Records about charts and figures:
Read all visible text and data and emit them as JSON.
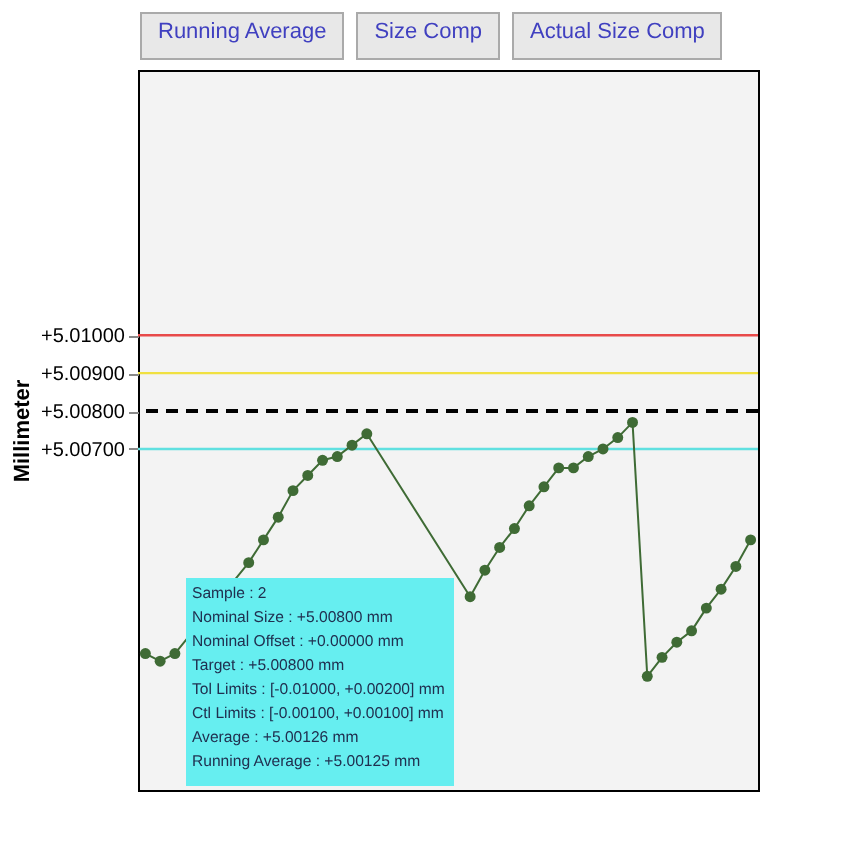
{
  "chart_data": {
    "type": "line",
    "ylabel": "Millimeter",
    "categories": [
      null,
      null,
      null,
      null,
      null,
      null,
      null,
      null,
      null,
      null,
      null,
      null,
      null,
      null,
      null,
      null,
      null,
      null,
      null,
      null,
      null,
      null,
      null,
      null,
      null,
      null,
      null,
      null,
      null,
      null,
      null,
      null,
      null,
      null,
      null,
      null,
      null,
      null,
      null,
      null,
      null,
      null
    ],
    "series": [
      {
        "color": "#3f6b35",
        "values": [
          5.0016,
          5.0014,
          5.0016,
          null,
          null,
          null,
          null,
          5.004,
          5.0046,
          5.0052,
          5.0059,
          5.0063,
          5.0067,
          5.0068,
          5.0071,
          5.0074,
          null,
          null,
          null,
          null,
          null,
          null,
          5.0031,
          5.0038,
          5.0044,
          5.0049,
          5.0055,
          5.006,
          5.0065,
          5.0065,
          5.0068,
          5.007,
          5.0073,
          5.0077,
          5.001,
          5.0015,
          5.0019,
          5.0022,
          5.0028,
          5.0033,
          5.0039,
          5.0046
        ]
      }
    ],
    "ylim": [
      4.998,
      5.017
    ],
    "yticks": [
      {
        "value": 5.007,
        "label": "+5.00700"
      },
      {
        "value": 5.008,
        "label": "+5.00800"
      },
      {
        "value": 5.009,
        "label": "+5.00900"
      },
      {
        "value": 5.01,
        "label": "+5.01000"
      }
    ],
    "tick_labels": "y",
    "marker": "circle",
    "ref_lines": [
      {
        "axis": "y",
        "value": 5.01,
        "color": "#e84a4a"
      },
      {
        "axis": "y",
        "value": 5.009,
        "color": "#f0e040"
      },
      {
        "axis": "y",
        "value": 5.008,
        "color": "#000000",
        "line_style": "dashed"
      },
      {
        "axis": "y",
        "value": 5.007,
        "color": "#60e0e0"
      }
    ],
    "annotations": [
      "Running Average",
      "Size Comp",
      "Actual Size Comp",
      "Sample : 2\nNominal Size : +5.00800 mm\nNominal Offset : +0.00000 mm\nTarget : +5.00800 mm\nTol Limits : [-0.01000, +0.00200] mm\nCtl Limits : [-0.00100, +0.00100] mm\nAverage : +5.00126 mm\nRunning Average : +5.00125 mm"
    ]
  }
}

**GOAL:** Return all of the data exactly as written, and drop the pictures.

**WRITTEN ANSWER:**
Read all visible text and data and emit them as JSON.
{
  "chart_data": {
    "type": "line",
    "ylabel": "Millimeter",
    "categories": [
      null,
      null,
      null,
      null,
      null,
      null,
      null,
      null,
      null,
      null,
      null,
      null,
      null,
      null,
      null,
      null,
      null,
      null,
      null,
      null,
      null,
      null,
      null,
      null,
      null,
      null,
      null,
      null,
      null,
      null,
      null,
      null,
      null,
      null,
      null,
      null,
      null,
      null,
      null,
      null,
      null,
      null
    ],
    "series": [
      {
        "color": "#3f6b35",
        "values": [
          5.0016,
          5.0014,
          5.0016,
          null,
          null,
          null,
          null,
          5.004,
          5.0046,
          5.0052,
          5.0059,
          5.0063,
          5.0067,
          5.0068,
          5.0071,
          5.0074,
          null,
          null,
          null,
          null,
          null,
          null,
          5.0031,
          5.0038,
          5.0044,
          5.0049,
          5.0055,
          5.006,
          5.0065,
          5.0065,
          5.0068,
          5.007,
          5.0073,
          5.0077,
          5.001,
          5.0015,
          5.0019,
          5.0022,
          5.0028,
          5.0033,
          5.0039,
          5.0046
        ]
      }
    ],
    "ylim": [
      4.998,
      5.017
    ],
    "yticks": [
      {
        "value": 5.007,
        "label": "+5.00700"
      },
      {
        "value": 5.008,
        "label": "+5.00800"
      },
      {
        "value": 5.009,
        "label": "+5.00900"
      },
      {
        "value": 5.01,
        "label": "+5.01000"
      }
    ],
    "tick_labels": "y",
    "marker": "circle",
    "ref_lines": [
      {
        "axis": "y",
        "value": 5.01,
        "color": "#e84a4a"
      },
      {
        "axis": "y",
        "value": 5.009,
        "color": "#f0e040"
      },
      {
        "axis": "y",
        "value": 5.008,
        "color": "#000000",
        "line_style": "dashed"
      },
      {
        "axis": "y",
        "value": 5.007,
        "color": "#60e0e0"
      }
    ],
    "annotations": [
      "Running Average",
      "Size Comp",
      "Actual Size Comp",
      "Sample : 2\nNominal Size : +5.00800 mm\nNominal Offset : +0.00000 mm\nTarget : +5.00800 mm\nTol Limits : [-0.01000, +0.00200] mm\nCtl Limits : [-0.00100, +0.00100] mm\nAverage : +5.00126 mm\nRunning Average : +5.00125 mm"
    ]
  }
}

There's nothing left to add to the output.